--- GIVEN RECORDS ---
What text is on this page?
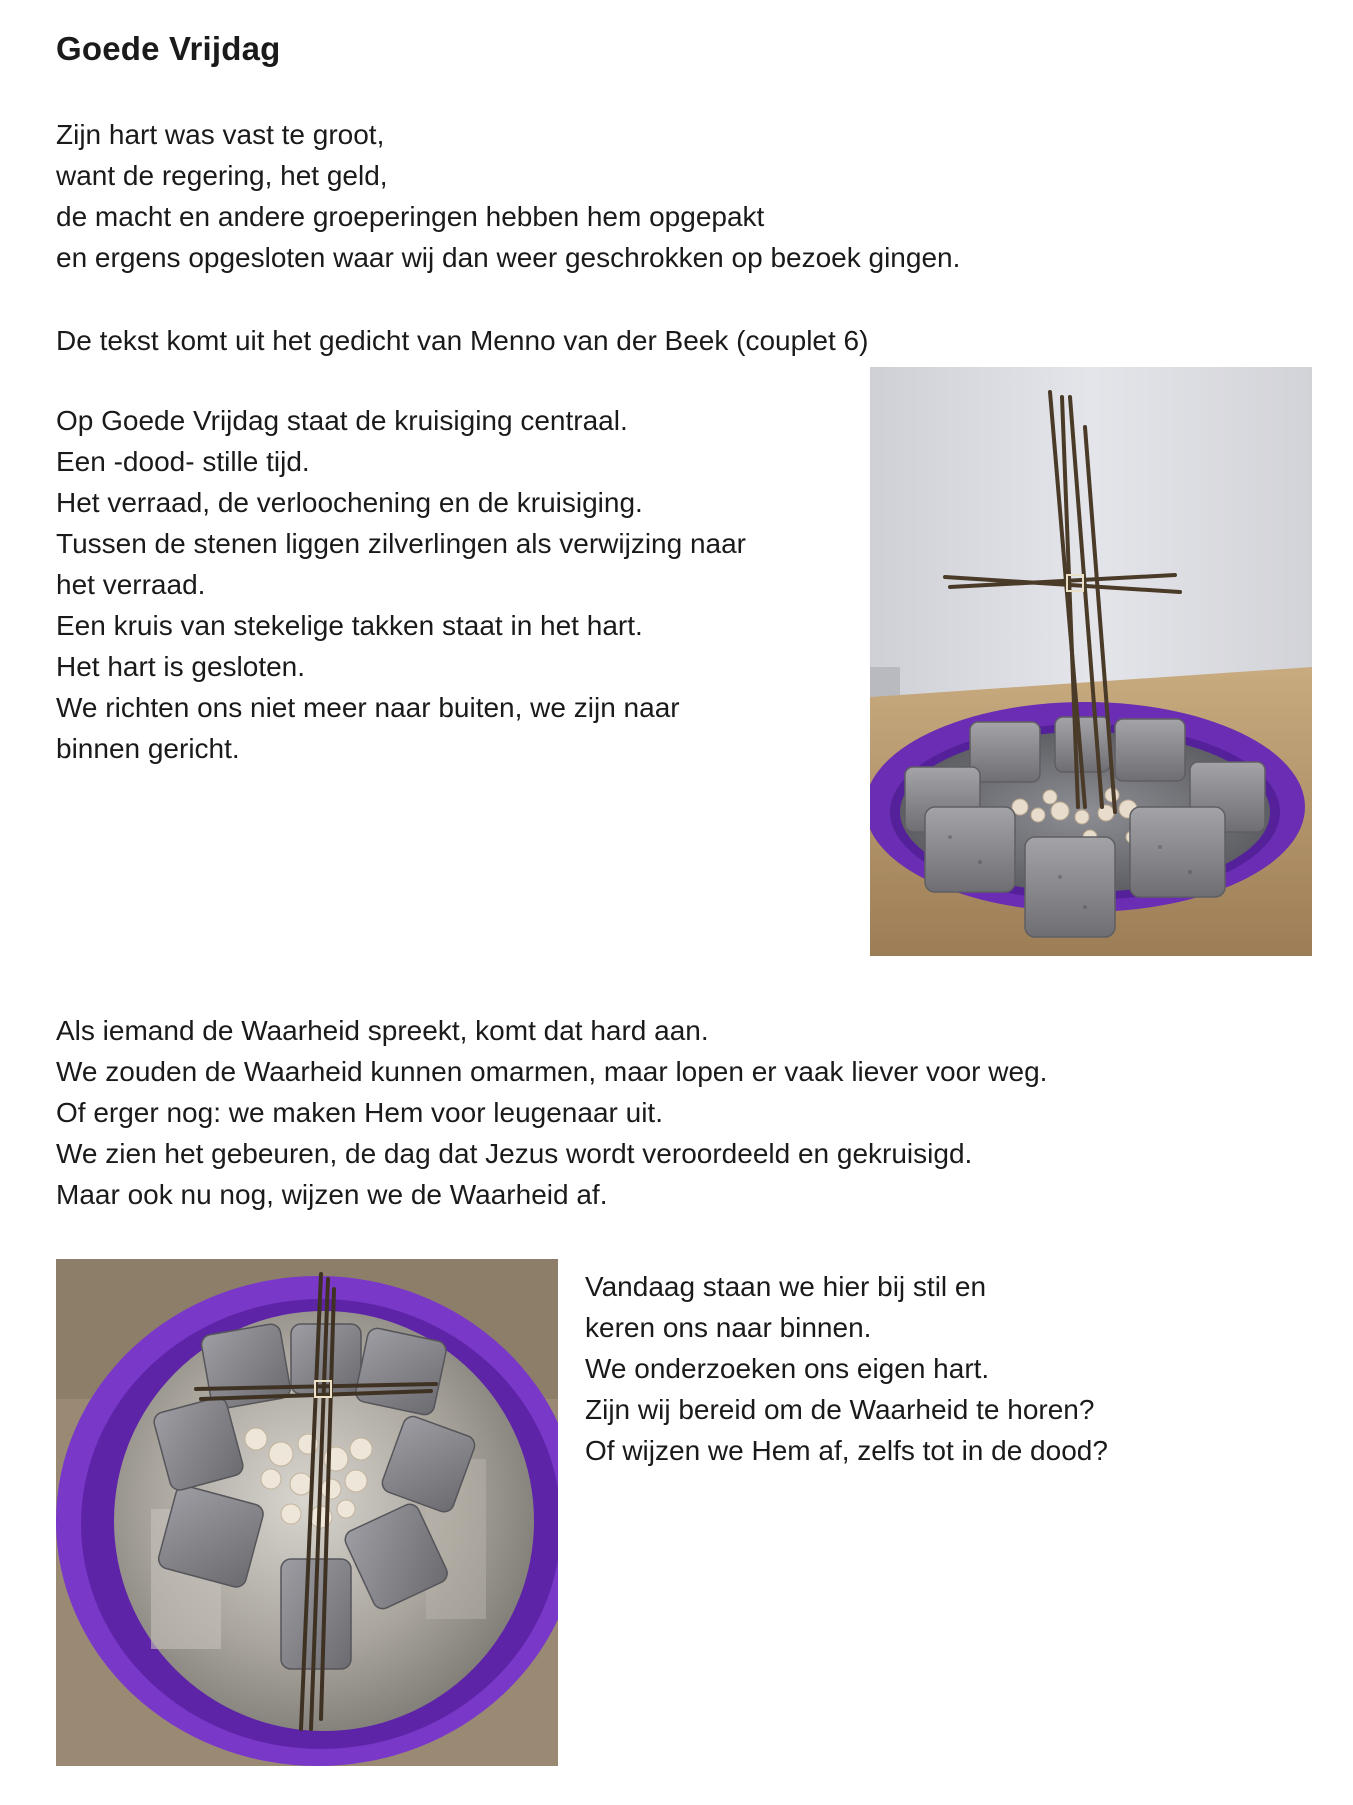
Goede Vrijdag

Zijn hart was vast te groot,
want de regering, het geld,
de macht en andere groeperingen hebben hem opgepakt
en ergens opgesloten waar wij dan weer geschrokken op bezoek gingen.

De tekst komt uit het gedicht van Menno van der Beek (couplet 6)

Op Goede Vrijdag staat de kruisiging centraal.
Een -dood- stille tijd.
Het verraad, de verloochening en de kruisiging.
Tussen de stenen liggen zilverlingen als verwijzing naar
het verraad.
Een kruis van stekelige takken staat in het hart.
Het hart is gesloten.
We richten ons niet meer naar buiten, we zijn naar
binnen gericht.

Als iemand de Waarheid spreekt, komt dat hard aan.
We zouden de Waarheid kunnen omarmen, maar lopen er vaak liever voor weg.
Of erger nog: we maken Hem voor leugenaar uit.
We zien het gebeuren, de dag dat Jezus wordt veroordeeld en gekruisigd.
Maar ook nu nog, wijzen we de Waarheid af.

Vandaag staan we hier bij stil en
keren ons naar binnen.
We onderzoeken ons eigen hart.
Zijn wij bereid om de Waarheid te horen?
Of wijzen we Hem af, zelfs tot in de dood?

* * *

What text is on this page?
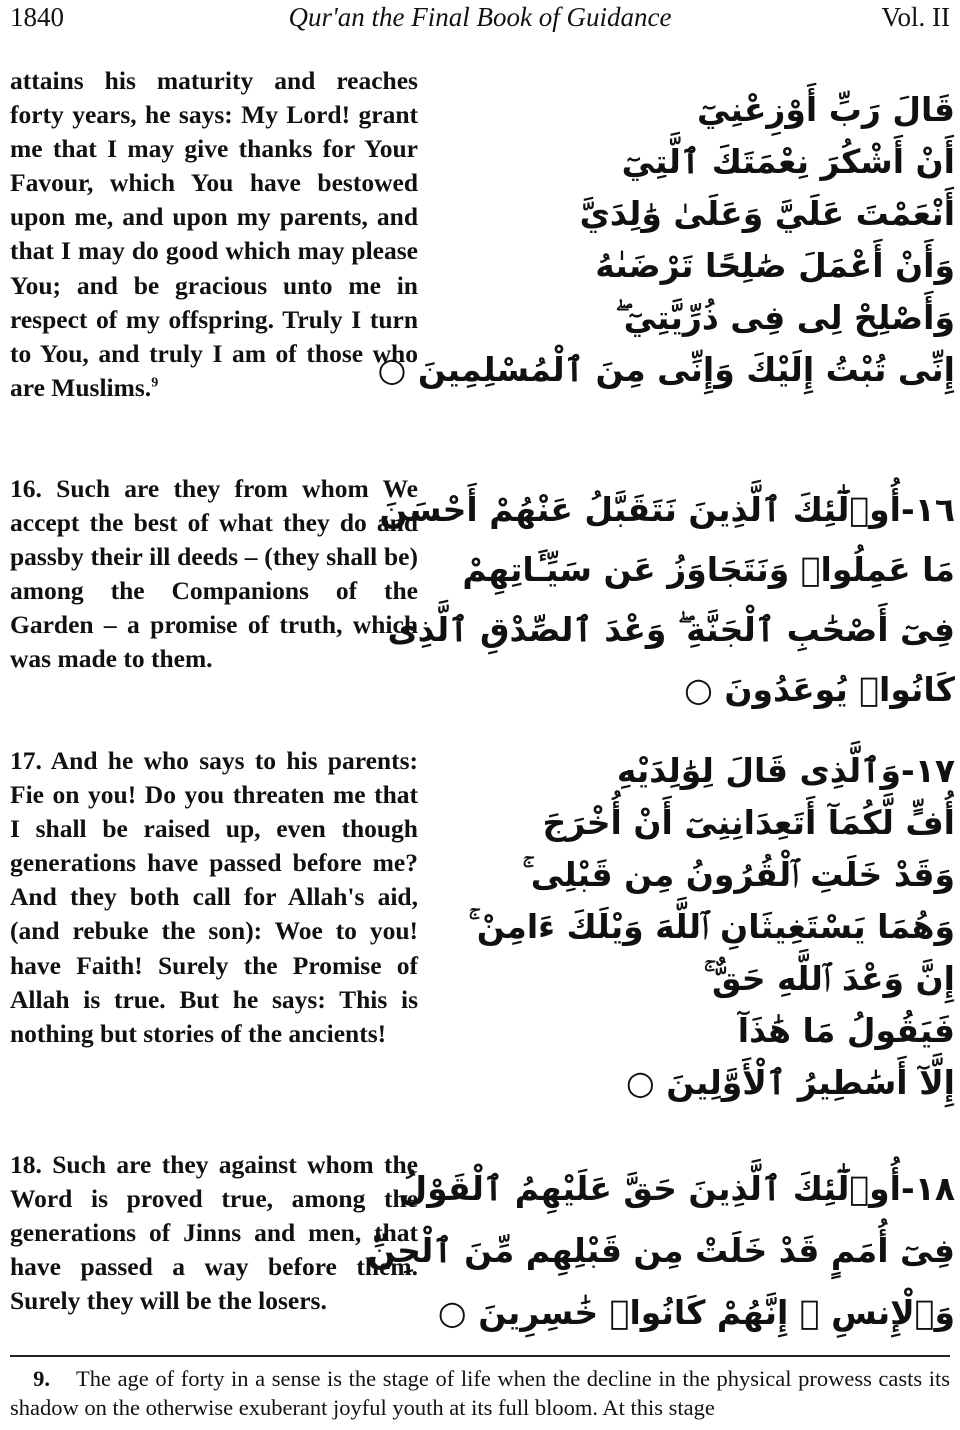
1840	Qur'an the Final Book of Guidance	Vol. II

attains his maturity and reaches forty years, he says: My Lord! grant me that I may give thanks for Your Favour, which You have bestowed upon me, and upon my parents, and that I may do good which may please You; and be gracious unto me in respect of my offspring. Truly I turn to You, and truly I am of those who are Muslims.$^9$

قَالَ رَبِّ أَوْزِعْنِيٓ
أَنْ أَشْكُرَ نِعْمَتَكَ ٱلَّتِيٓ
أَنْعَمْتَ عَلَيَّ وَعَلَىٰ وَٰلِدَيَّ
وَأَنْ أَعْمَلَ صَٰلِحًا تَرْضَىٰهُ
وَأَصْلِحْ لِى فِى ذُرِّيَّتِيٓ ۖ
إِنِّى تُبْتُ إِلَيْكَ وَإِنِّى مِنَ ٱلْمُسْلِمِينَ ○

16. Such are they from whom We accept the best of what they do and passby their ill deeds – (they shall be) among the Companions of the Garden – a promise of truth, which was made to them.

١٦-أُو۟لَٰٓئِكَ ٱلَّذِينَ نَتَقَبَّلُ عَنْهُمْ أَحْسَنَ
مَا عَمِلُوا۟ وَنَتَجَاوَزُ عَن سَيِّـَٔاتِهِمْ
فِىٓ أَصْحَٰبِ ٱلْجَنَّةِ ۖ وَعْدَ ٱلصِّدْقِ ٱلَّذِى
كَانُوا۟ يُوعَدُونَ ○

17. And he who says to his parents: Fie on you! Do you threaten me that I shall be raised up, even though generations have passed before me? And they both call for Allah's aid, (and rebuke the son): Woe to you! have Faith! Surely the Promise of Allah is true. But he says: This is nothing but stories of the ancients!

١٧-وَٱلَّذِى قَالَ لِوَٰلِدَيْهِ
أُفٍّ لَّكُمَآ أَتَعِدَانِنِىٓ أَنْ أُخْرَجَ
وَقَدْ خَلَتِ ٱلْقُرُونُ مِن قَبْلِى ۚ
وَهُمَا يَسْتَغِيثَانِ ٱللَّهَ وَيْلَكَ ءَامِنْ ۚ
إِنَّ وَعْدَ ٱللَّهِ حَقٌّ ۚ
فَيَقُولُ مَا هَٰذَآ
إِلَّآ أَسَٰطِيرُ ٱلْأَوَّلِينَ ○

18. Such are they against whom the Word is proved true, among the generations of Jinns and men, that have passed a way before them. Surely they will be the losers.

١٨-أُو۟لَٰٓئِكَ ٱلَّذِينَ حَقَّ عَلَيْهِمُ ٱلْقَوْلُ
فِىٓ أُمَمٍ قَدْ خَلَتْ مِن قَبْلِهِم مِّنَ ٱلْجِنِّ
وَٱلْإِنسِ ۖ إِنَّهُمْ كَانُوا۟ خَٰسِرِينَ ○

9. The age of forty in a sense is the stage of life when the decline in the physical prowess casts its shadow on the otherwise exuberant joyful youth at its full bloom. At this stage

* * *

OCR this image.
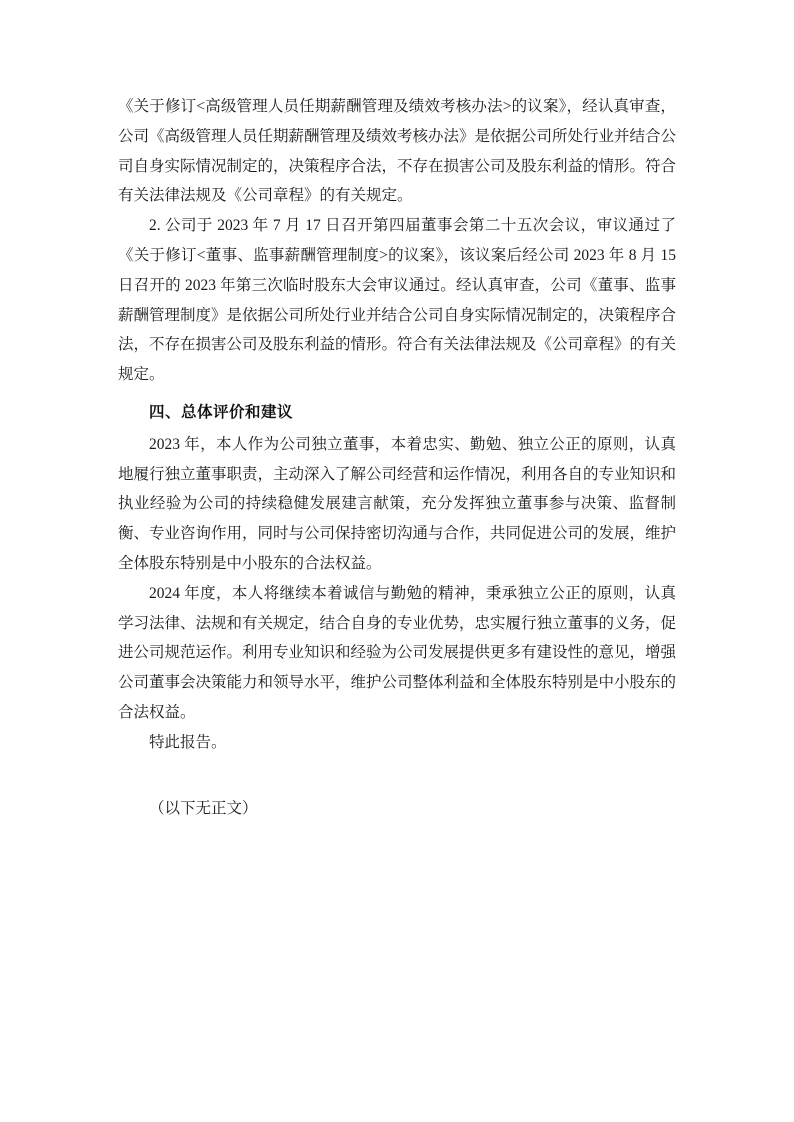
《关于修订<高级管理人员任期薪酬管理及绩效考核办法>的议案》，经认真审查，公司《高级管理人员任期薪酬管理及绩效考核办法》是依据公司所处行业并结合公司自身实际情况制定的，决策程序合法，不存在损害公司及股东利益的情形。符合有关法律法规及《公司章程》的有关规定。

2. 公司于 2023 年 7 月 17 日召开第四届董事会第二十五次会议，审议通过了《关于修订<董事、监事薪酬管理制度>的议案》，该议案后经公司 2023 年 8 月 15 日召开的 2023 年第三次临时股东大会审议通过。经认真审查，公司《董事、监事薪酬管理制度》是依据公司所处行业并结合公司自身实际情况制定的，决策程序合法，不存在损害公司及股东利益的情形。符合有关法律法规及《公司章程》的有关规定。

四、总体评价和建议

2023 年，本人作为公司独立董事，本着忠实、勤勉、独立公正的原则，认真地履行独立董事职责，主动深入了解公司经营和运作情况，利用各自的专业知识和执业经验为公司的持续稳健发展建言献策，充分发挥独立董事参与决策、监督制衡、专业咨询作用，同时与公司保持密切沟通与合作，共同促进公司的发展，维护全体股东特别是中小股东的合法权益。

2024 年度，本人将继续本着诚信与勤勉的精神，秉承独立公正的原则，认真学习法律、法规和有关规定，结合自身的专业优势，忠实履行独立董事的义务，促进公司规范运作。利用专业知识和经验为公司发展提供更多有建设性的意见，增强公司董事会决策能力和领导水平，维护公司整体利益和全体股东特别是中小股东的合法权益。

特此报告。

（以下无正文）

--- WHAT YOU ARE ASKED TO DO ---
Copy, from the material above, each line in which the string "Such" occurs.

--- RESPONSE TO THIS TASK ---
16. Such are they from whom We accept the best of what they do and passby their ill deeds – (they shall be) among the Companions of the Garden – a promise of truth, which was made to them.
18. Such are they against whom the Word is proved true, among the generations of Jinns and men, that have passed a way before them. Surely they will be the losers.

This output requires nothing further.